• _AIM_
Reproduce every line in the listing that contains the word "AVIC".

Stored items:
◆ ◆ ◆

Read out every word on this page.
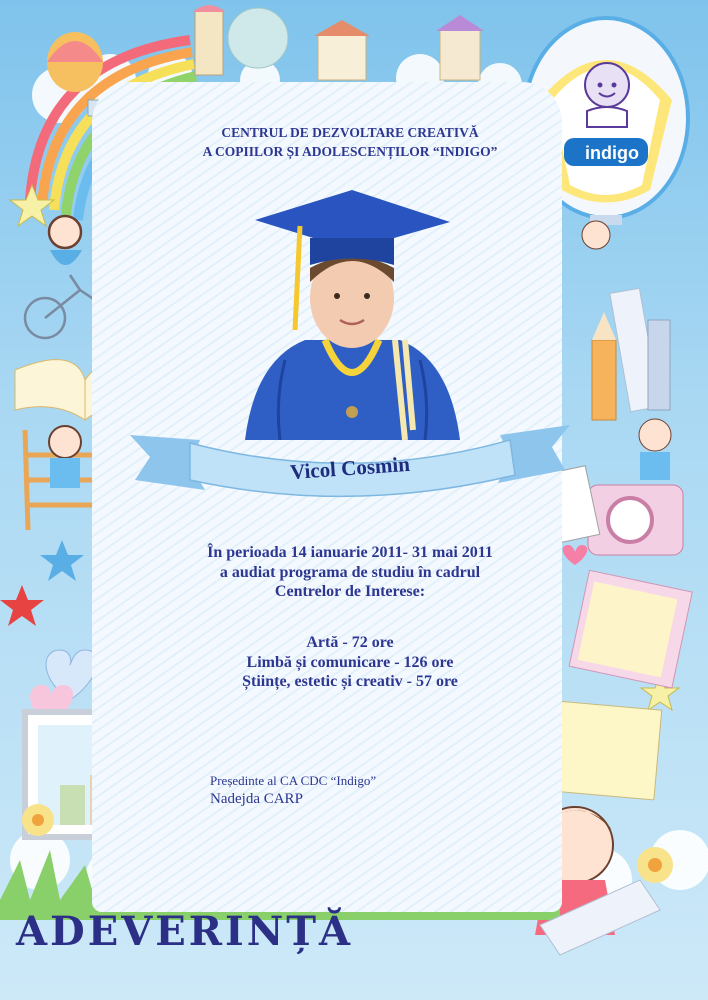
CENTRUL DE DEZVOLTARE CREATIVĂ
A COPIILOR ȘI ADOLESCENȚILOR “INDIGO”	indigo
Vicol Cosmin
În perioada 14 ianuarie 2011- 31 mai 2011
a audiat programa de studiu în cadrul
Centrelor de Interese:
Artă - 72 ore
Limbă și comunicare - 126 ore
Științe, estetic și creativ - 57 ore
Președinte al CA CDC “Indigo”
Nadejda CARP
ADEVERINȚĂ
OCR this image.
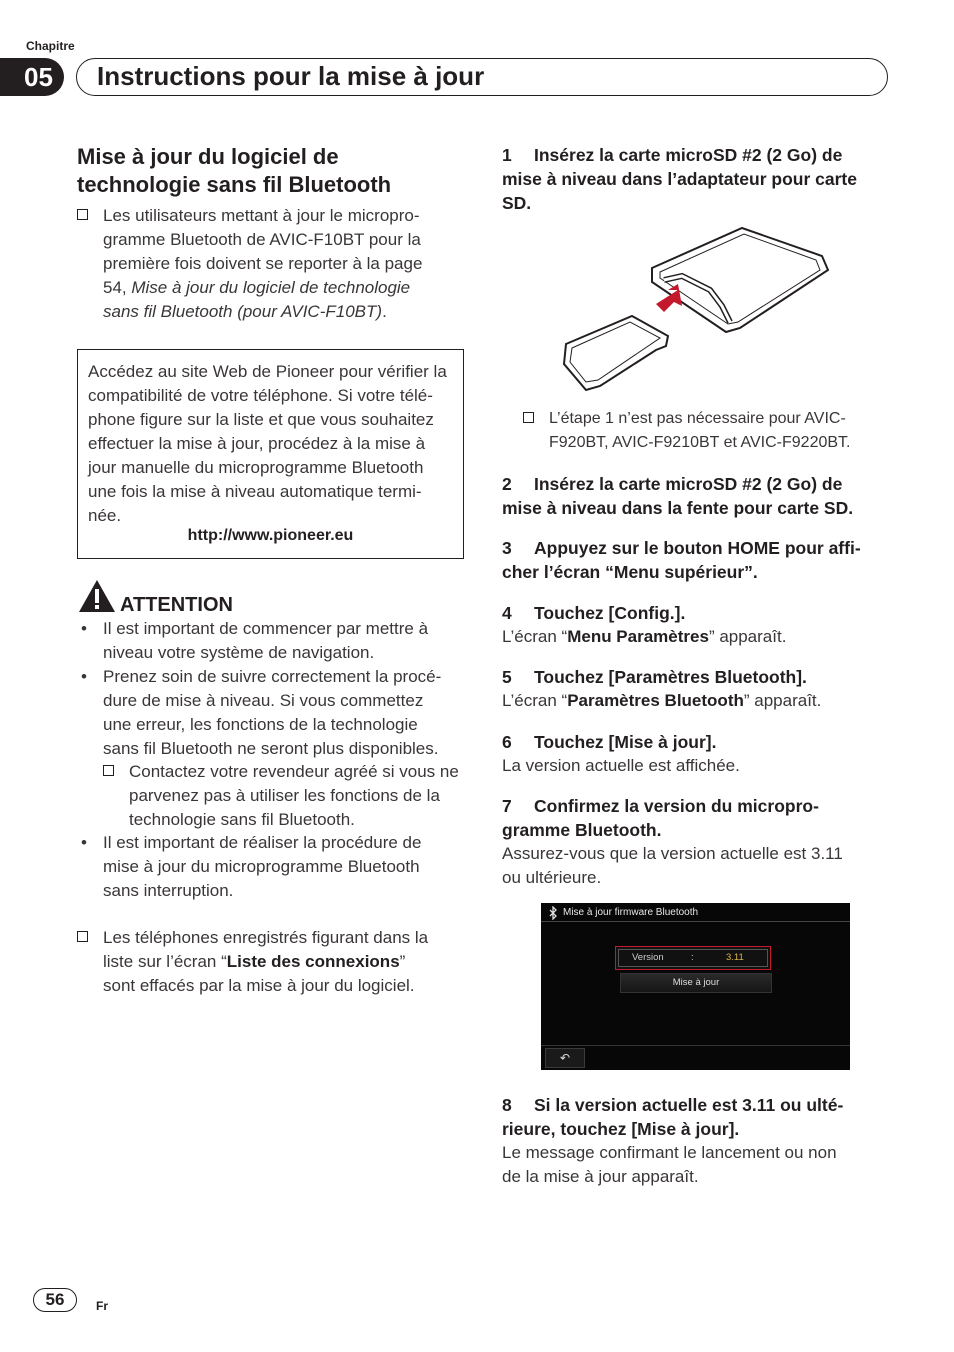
Chapitre
05	Instructions pour la mise à jour
Mise à jour du logiciel de
technologie sans fil Bluetooth
Les utilisateurs mettant à jour le micropro-
gramme Bluetooth de AVIC-F10BT pour la
première fois doivent se reporter à la page
54, Mise à jour du logiciel de technologie
sans fil Bluetooth (pour AVIC-F10BT).
Accédez au site Web de Pioneer pour vérifier la
compatibilité de votre téléphone. Si votre télé-
phone figure sur la liste et que vous souhaitez
effectuer la mise à jour, procédez à la mise à
jour manuelle du microprogramme Bluetooth
une fois la mise à niveau automatique termi-
née.
http://www.pioneer.eu
ATTENTION
• Il est important de commencer par mettre à
niveau votre système de navigation.
• Prenez soin de suivre correctement la procé-
dure de mise à niveau. Si vous commettez
une erreur, les fonctions de la technologie
sans fil Bluetooth ne seront plus disponibles.
Contactez votre revendeur agréé si vous ne
parvenez pas à utiliser les fonctions de la
technologie sans fil Bluetooth.
• Il est important de réaliser la procédure de
mise à jour du microprogramme Bluetooth
sans interruption.
Les téléphones enregistrés figurant dans la
liste sur l’écran “Liste des connexions”
sont effacés par la mise à jour du logiciel.
1 Insérez la carte microSD #2 (2 Go) de
mise à niveau dans l’adaptateur pour carte
SD.
L’étape 1 n’est pas nécessaire pour AVIC-
F920BT, AVIC-F9210BT et AVIC-F9220BT.
2 Insérez la carte microSD #2 (2 Go) de
mise à niveau dans la fente pour carte SD.
3 Appuyez sur le bouton HOME pour affi-
cher l’écran “Menu supérieur”.
4 Touchez [Config.].
L’écran “Menu Paramètres” apparaît.
5 Touchez [Paramètres Bluetooth].
L’écran “Paramètres Bluetooth” apparaît.
6 Touchez [Mise à jour].
La version actuelle est affichée.
7 Confirmez la version du micropro-
gramme Bluetooth.
Assurez-vous que la version actuelle est 3.11
ou ultérieure.
Mise à jour firmware Bluetooth
Version	:	3.11
Mise à jour
↶
8 Si la version actuelle est 3.11 ou ulté-
rieure, touchez [Mise à jour].
Le message confirmant le lancement ou non
de la mise à jour apparaît.
56	Fr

◆ ◆ ◆

• _FULL OUTPUT_
gramme Bluetooth de AVIC-F10BT pour la
sans fil Bluetooth (pour AVIC-F10BT).
L’étape 1 n’est pas nécessaire pour AVIC-
F920BT, AVIC-F9210BT et AVIC-F9220BT.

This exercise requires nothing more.